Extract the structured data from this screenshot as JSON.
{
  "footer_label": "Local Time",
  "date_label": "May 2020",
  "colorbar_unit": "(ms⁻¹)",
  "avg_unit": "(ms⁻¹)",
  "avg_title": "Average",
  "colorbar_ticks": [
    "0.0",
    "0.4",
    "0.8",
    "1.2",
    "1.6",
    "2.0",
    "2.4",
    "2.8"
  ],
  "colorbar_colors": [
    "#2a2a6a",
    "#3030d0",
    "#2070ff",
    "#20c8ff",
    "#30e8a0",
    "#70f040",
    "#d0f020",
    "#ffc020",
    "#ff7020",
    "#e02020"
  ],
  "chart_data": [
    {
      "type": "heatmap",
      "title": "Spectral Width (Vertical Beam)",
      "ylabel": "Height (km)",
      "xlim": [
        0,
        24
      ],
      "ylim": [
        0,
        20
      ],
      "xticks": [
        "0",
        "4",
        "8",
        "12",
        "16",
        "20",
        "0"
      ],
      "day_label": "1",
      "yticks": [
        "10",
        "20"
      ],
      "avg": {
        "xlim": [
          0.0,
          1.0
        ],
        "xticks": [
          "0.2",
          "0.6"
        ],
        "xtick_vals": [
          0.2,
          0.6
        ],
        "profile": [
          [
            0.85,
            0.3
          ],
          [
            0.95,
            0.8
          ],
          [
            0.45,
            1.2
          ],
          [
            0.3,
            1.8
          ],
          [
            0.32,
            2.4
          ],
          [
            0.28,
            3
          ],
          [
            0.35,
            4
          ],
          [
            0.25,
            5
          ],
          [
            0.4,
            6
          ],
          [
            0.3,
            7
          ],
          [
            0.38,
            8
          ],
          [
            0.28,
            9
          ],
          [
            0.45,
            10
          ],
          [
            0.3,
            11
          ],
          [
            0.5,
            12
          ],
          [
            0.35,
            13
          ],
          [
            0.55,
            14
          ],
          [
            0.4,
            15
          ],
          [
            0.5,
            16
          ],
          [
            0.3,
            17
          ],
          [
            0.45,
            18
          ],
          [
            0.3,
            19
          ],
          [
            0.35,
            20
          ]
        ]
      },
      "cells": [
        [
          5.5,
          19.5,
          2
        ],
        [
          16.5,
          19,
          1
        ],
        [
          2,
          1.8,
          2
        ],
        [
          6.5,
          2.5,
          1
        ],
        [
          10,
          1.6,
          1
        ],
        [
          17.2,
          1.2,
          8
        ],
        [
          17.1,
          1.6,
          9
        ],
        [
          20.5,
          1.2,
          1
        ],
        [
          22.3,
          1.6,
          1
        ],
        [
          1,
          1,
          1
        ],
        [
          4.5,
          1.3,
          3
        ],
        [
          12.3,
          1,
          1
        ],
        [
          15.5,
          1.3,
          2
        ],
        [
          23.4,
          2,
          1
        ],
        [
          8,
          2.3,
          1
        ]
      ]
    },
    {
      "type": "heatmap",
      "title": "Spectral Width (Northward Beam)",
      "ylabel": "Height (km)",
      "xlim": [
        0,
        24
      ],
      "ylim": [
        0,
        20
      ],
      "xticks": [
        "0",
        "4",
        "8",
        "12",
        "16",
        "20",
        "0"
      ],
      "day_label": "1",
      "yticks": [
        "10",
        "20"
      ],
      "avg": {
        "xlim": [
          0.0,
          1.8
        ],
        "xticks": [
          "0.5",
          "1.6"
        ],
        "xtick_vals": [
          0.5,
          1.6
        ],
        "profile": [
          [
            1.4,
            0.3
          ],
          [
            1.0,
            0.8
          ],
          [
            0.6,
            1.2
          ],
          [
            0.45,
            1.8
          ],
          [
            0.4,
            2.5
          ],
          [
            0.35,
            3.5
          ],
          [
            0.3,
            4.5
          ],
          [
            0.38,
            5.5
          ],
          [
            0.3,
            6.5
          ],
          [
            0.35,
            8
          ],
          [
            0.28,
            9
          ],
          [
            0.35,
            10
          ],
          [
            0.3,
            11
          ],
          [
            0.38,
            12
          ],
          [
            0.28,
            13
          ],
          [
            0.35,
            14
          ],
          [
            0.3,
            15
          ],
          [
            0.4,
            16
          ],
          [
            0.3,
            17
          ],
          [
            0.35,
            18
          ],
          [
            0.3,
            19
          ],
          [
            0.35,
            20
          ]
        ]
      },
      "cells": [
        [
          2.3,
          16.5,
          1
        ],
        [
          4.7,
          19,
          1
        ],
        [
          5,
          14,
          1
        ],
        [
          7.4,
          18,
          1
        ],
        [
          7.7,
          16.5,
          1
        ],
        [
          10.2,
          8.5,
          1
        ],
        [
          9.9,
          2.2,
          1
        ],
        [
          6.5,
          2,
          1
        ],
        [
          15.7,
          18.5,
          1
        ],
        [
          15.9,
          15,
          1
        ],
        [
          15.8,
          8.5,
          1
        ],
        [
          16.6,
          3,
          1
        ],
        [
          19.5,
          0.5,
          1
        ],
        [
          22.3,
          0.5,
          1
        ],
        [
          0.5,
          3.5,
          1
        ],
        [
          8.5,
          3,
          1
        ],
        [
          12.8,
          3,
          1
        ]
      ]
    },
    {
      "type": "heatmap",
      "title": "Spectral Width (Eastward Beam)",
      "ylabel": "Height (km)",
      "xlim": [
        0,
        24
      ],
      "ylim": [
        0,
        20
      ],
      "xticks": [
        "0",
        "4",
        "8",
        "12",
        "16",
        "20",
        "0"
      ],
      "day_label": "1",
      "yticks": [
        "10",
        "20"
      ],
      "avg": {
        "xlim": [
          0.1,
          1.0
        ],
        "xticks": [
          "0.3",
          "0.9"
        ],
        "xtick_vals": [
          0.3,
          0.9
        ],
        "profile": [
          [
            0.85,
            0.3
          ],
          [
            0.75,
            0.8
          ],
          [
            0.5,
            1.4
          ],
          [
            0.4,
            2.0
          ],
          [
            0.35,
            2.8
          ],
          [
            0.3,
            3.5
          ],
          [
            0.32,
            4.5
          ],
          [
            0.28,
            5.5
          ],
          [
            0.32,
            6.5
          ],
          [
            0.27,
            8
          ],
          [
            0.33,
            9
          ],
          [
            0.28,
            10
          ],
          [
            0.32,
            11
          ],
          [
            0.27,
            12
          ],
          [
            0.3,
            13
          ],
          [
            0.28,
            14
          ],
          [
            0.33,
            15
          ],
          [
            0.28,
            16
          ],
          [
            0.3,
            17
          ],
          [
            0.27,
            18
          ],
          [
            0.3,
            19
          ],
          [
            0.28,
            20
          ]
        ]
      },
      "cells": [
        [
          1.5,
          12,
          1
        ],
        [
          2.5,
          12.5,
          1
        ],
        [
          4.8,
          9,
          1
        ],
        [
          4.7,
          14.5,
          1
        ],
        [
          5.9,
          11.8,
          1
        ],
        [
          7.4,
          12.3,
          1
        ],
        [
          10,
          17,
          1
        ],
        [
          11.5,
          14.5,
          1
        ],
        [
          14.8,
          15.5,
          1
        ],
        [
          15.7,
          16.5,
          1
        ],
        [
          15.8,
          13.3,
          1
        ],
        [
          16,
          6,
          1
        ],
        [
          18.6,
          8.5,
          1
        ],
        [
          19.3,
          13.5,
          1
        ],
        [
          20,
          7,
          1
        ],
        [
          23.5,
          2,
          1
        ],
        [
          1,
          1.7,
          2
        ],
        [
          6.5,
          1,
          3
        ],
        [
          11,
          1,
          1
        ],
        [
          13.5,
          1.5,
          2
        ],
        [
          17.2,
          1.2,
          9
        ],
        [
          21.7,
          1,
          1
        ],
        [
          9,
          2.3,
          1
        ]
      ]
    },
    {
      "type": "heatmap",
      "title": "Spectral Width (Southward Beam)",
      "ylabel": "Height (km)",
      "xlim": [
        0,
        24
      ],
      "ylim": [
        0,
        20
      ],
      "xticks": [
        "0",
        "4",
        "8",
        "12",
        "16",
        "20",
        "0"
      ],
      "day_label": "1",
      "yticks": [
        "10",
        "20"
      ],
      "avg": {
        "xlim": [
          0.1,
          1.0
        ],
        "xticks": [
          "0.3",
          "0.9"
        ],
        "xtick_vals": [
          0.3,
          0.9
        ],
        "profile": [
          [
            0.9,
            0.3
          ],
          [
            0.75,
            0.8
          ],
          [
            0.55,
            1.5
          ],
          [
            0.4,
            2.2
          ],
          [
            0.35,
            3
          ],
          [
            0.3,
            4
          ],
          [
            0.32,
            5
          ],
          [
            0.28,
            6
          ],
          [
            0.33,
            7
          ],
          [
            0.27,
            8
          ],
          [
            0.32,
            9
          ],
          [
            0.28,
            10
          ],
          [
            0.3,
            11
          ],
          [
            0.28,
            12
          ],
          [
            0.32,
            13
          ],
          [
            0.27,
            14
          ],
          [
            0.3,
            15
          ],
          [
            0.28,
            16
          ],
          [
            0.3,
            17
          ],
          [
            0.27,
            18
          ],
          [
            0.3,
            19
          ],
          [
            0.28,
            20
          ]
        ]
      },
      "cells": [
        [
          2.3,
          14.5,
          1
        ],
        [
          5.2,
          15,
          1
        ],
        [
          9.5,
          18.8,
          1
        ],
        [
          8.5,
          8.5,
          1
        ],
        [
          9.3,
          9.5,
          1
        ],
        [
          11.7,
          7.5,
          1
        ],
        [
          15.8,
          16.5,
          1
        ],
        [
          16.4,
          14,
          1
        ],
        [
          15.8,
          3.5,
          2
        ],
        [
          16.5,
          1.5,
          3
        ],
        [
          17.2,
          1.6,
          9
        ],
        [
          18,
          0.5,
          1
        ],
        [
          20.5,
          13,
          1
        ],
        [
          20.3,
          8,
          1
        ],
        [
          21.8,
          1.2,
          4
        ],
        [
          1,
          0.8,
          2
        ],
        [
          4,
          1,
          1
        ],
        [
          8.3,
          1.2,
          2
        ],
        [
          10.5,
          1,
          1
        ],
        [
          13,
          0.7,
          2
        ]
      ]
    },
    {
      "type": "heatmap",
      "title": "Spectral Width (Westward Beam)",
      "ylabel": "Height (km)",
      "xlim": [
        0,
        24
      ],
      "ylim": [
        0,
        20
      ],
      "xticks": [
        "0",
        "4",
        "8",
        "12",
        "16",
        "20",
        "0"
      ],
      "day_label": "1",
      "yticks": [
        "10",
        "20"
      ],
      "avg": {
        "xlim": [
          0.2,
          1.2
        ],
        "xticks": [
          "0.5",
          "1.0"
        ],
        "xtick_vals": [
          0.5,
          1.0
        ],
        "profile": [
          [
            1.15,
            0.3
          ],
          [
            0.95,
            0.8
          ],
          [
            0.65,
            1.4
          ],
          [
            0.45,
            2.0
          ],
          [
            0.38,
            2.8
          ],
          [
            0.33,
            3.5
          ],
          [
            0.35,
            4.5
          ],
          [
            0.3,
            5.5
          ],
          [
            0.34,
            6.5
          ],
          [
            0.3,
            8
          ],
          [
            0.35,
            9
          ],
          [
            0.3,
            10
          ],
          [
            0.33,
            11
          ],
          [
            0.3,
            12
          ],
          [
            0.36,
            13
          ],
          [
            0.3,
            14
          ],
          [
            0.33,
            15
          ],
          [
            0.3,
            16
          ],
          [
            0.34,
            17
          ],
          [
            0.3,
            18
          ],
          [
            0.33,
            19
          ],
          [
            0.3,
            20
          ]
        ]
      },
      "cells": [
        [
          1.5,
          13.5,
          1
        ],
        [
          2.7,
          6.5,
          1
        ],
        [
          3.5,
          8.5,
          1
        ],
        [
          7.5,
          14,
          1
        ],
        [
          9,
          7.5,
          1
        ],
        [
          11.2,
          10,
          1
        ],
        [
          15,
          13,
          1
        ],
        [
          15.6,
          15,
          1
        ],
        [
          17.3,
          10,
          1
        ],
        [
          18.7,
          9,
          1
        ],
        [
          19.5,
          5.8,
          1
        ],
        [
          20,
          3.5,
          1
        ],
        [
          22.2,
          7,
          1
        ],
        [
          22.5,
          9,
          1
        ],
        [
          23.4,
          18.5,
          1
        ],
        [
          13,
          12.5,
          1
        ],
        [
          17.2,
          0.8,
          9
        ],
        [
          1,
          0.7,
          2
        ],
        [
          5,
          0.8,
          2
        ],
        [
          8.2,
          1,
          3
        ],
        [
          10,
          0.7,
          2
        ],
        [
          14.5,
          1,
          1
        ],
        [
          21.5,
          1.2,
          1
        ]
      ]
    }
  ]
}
####
**Exercise task:** Write out every line of the entries that holds the word "Width".

**Response for this exercise:**
      "title": "Spectral Width (Vertical Beam)",
      "title": "Spectral Width (Northward Beam)",
      "title": "Spectral Width (Eastward Beam)",
      "title": "Spectral Width (Southward Beam)",
      "title": "Spectral Width (Westward Beam)",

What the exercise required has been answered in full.